(PROBLEM REQUIREMENTS): Write out each record below exactly as it appears, with no pictures.

[Data excerpts]
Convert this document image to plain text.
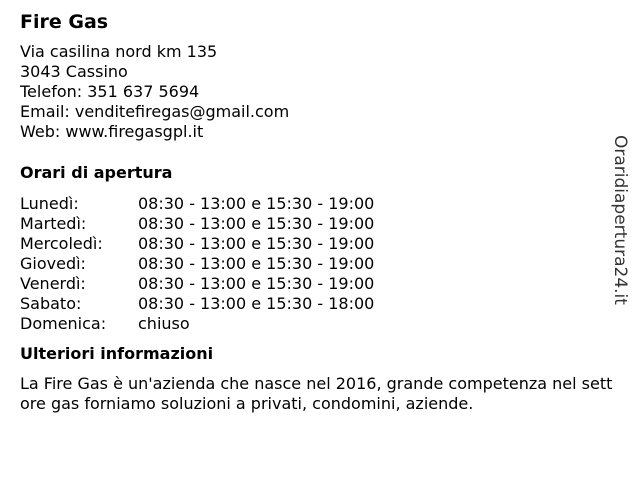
Fire Gas
Via casilina nord km 135
3043 Cassino
Telefon: 351 637 5694
Email: venditefiregas@gmail.com
Web: www.firegasgpl.it
Orari di apertura
Lunedì:	08:30 - 13:00 e 15:30 - 19:00
Martedì:	08:30 - 13:00 e 15:30 - 19:00
Mercoledì:	08:30 - 13:00 e 15:30 - 19:00
Giovedì:	08:30 - 13:00 e 15:30 - 19:00
Venerdì:	08:30 - 13:00 e 15:30 - 19:00
Sabato:	08:30 - 13:00 e 15:30 - 18:00
Domenica:	chiuso
Ulteriori informazioni
La Fire Gas è un'azienda che nasce nel 2016, grande competenza nel settore gas forniamo soluzioni a privati, condomini, aziende.
Oraridiapertura24.it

(WORKED SOLUTION):
Convert this document image to plain text.
Fire Gas
Via casilina nord km 135
3043 Cassino
Telefon: 351 637 5694
Email: venditefiregas@gmail.com
Web: www.firegasgpl.it
Orari di apertura
Lunedì:	08:30 - 13:00 e 15:30 - 19:00
Martedì:	08:30 - 13:00 e 15:30 - 19:00
Mercoledì:	08:30 - 13:00 e 15:30 - 19:00
Giovedì:	08:30 - 13:00 e 15:30 - 19:00
Venerdì:	08:30 - 13:00 e 15:30 - 19:00
Sabato:	08:30 - 13:00 e 15:30 - 18:00
Domenica:	chiuso
Ulteriori informazioni
La Fire Gas è un'azienda che nasce nel 2016, grande competenza nel settore gas forniamo soluzioni a privati, condomini, aziende.
Oraridiapertura24.it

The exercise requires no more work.